ARBEITSAUFTRAG
Beantworte anhand der Filmkritik zu „Plan B“ diese drei Fragen:
1. Wie heißen die drei Freunde, die als Stuntmen arbeiten?
2. Welchen Fehler macht U-Gin beim Vermerken des Castings?
3. In wie viele Kapitel ist die Actionsause des Films unterteilt?

::: LESETEXT

Schaut in den deutschen Martial-Arts-Kracher „Plan B“ hinein
httpv://www.youtube.com/watch?v=S_dEeknWCng
Und das Beste: „Plan B“ macht richtig Laune! Alles beginnt mit einer wunderbaren Hommage an John Woo und andere Meister des Heroic Bloodshed. Drei Kerle kicken und ballern sich durch ein mehrstöckiges Haus voller Lumpen. Die schwarzen Mäntel fliegen, es wird beidhändig geballert und die Bloodpacks platzen. Hier wurde ich direkt auf den falschen Fuß erwischt. Ich hatte eigentlich erwartet, dass der Film im FSK-12-Bereich fischen würde. Die Action also eher clean anlegen würde. Doch falsch gedacht…
Danach beginnt dann die eigentliche Story. Diese dreht sich um vier Freunde. Drei von ihnen, Can, Cha und Phong, sind hervorragende Stuntmen, die endlich große Gigs an Land ziehen wollen, sich mit großer Klappe und etwas Selbstüberschätzung aber nur zu gerne selbst im Weg stehen. Der Vierte im Bunde ist U-Gin. Er hat von Stunts keine Ahnung, müht sich aber als Manager der anderen drei um immer neue Jobgelegenheiten.
Als er ein neues Casting an Land gezogen hat, wird dieses zu einer Art Zerreißprobe für die vier Freunde. Denn sowohl Cha als auch Phong wollen die Stunts an den Nagel hängen. Sie lassen sich aber von U-Gin und vor allem Can überreden, der Sache noch eine letzte Chance zu geben. Blöd ist nur, dass U-Gin im Eifer des Gefechtes eine falsche Adresse für das Casting vermerkt hat. Und so poltern unsere Freunde unversehens in eine prekäre Situation: Ein paar Kerle haben eine junge Frau an einen Stuhl gefesselt und scheinen sie zu verhören.
Und die Gangster ergreifen die Gelegenheit beim Schopfe: Sie nehmen auch noch Phong als Geisel und senden die verbliebenen drei Freunde los, um einen sagenumwobenen Tresor zu finden, in dem ein berühmter Obergangster pikante Unterlagen hortet und sich damit seine Macht sichert. Den ersten Hinweis auf den Tresor liefert die gefesselte Frau. Die Ehefrau des Supergangsters. Für Can, U-Gin und Cha beginnt damit eine chaotische Schnitzeljagd quer durch Berlin…
Für den Zuschauer beginnt derweil eine in vier Kapitel unterteilte Actionsause mit sympathischen Helden und einer ordentlichen Menge Action. Die gerne mal in Neonlicht getauchten Kapitel hören auf vielsagende Titel wie „Red Heat“ oder „Big Trouble in Little Istanbul“. Obendrein sind unsere Helden in die Outfits von Marion Cobretti („City Cobra“), Marty McFly („Zurück in die Zukunft“), Bruce Lee und Michael Jackson gewandet. An den Wänden hängen Poster von Stallone und diversen Kampfsportikonen. Der Soundtrack klingt verdächtig nach der aktuell so angesagten Synthwave-Mucke und die Helden lassen in einer Tour Filmzitate vom Stapel. Vor allem Cans Sylvester-Stallone-Geilheit ist dahingehend der absolute Burner.

::::::
::: DATENSÄTZE

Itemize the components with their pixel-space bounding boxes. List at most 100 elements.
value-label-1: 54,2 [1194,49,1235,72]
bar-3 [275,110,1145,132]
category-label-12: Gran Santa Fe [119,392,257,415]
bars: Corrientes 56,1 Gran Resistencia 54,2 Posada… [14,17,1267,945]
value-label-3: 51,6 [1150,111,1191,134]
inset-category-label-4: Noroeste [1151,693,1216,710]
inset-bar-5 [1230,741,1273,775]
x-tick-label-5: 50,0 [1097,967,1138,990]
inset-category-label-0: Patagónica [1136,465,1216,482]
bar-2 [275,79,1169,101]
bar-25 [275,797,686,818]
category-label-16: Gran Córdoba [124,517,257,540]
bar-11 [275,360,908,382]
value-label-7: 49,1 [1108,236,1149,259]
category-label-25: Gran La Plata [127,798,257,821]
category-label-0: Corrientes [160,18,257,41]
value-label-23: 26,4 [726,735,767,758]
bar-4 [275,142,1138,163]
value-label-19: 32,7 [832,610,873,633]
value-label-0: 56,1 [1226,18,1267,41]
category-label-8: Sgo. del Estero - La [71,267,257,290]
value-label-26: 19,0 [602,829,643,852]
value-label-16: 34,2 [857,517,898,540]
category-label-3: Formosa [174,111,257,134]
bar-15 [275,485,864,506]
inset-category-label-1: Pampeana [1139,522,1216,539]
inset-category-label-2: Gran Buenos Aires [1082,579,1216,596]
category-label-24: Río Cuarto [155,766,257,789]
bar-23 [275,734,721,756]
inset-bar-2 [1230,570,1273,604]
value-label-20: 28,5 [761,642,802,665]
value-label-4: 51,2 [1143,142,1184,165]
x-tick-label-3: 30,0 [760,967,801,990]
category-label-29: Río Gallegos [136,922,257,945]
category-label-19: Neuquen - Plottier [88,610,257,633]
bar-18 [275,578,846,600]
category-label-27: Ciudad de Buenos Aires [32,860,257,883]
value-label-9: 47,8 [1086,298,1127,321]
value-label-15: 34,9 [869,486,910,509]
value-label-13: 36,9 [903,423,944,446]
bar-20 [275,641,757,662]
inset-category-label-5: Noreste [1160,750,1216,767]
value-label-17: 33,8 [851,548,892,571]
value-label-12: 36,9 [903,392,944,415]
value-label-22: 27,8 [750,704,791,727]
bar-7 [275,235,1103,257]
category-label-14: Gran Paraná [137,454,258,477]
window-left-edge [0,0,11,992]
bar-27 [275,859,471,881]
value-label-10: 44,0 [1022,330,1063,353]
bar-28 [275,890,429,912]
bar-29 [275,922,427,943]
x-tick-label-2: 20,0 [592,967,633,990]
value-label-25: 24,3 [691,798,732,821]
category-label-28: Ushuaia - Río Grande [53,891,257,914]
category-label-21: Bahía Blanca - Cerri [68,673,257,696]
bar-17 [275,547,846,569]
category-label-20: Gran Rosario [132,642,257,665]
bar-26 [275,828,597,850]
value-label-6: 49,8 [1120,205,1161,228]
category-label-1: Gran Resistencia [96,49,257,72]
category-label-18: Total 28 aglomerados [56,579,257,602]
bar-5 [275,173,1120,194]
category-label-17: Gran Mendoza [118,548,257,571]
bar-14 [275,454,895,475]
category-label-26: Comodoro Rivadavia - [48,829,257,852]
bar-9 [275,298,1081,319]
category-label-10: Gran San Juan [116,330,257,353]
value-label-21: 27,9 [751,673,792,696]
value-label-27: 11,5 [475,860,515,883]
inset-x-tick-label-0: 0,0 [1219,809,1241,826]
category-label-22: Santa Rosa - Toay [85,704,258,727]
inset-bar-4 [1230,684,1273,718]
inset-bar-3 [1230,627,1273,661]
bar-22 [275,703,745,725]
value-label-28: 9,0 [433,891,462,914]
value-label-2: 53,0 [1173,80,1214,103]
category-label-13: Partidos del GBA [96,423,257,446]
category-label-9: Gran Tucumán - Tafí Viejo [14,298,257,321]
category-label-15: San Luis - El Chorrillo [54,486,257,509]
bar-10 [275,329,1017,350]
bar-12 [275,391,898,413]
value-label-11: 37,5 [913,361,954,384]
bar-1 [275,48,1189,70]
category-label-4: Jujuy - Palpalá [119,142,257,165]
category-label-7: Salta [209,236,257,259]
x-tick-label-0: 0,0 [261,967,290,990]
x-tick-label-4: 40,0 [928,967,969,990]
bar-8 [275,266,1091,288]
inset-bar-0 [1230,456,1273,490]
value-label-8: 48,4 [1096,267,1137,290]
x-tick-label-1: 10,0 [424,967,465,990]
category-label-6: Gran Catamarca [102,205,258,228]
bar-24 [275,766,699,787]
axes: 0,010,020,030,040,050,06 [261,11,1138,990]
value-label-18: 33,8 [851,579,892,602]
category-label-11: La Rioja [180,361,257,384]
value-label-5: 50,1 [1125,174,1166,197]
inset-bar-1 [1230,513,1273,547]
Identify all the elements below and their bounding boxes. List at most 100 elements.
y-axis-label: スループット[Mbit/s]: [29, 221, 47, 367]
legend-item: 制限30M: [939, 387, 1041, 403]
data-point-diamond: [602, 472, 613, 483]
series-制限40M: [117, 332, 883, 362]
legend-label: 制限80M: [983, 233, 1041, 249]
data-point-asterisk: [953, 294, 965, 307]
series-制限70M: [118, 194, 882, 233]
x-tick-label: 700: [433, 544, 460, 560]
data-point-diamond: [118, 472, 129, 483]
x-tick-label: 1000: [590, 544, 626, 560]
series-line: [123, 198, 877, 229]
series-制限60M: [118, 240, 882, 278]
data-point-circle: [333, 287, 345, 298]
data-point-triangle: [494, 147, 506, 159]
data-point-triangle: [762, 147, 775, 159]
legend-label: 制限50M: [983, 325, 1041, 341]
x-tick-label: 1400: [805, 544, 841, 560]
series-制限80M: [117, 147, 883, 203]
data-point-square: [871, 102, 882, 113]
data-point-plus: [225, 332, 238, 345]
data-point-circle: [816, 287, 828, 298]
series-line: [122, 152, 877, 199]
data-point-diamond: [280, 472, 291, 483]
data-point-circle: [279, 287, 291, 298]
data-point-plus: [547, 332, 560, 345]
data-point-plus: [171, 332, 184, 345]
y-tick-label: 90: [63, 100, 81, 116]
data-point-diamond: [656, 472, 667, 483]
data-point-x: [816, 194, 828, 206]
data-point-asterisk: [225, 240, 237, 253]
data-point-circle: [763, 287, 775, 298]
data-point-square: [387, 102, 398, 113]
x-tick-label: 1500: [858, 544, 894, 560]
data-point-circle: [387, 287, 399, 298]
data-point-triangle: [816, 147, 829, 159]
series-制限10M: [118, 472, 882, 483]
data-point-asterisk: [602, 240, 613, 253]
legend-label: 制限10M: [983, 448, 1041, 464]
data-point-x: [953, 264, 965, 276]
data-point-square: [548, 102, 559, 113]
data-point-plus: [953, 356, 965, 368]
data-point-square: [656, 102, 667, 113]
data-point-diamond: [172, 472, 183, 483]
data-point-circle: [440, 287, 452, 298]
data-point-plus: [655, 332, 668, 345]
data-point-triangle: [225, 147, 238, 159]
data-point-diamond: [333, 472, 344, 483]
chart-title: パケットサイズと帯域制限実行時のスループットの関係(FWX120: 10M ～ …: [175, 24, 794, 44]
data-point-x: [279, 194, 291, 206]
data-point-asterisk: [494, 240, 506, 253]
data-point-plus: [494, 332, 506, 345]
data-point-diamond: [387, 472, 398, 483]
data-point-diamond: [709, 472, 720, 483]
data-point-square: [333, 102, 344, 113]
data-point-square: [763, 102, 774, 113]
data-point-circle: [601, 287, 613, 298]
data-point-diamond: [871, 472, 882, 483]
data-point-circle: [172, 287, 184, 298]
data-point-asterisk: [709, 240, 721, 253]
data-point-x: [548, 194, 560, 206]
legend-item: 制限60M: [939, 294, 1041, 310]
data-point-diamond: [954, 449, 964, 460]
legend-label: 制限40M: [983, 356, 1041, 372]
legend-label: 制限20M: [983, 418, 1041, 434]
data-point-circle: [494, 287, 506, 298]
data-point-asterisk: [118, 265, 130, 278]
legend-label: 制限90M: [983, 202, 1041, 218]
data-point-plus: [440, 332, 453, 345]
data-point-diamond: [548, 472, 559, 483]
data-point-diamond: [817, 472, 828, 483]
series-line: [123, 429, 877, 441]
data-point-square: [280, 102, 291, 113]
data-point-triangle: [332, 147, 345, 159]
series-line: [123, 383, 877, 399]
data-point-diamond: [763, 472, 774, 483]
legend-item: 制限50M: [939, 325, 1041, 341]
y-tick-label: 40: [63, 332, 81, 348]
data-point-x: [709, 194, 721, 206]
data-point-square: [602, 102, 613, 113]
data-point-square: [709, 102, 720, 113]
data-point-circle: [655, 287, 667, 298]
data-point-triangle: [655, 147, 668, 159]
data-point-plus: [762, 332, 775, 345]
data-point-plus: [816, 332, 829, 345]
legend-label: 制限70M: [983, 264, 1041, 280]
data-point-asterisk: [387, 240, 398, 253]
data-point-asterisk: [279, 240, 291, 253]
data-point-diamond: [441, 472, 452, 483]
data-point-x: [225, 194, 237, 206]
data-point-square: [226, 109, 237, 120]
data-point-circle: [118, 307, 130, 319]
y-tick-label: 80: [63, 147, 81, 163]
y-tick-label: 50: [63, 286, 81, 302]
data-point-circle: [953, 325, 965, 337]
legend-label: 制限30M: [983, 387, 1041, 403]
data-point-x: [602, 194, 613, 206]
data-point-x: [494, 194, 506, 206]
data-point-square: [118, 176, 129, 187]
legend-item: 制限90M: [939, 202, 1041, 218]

::::::

SCHRIFTLICHE ANTWORT
1. Can, Cha und Phong.
2. Er vermerkt eine falsche Adresse für das Casting.
3. In vier Kapitel.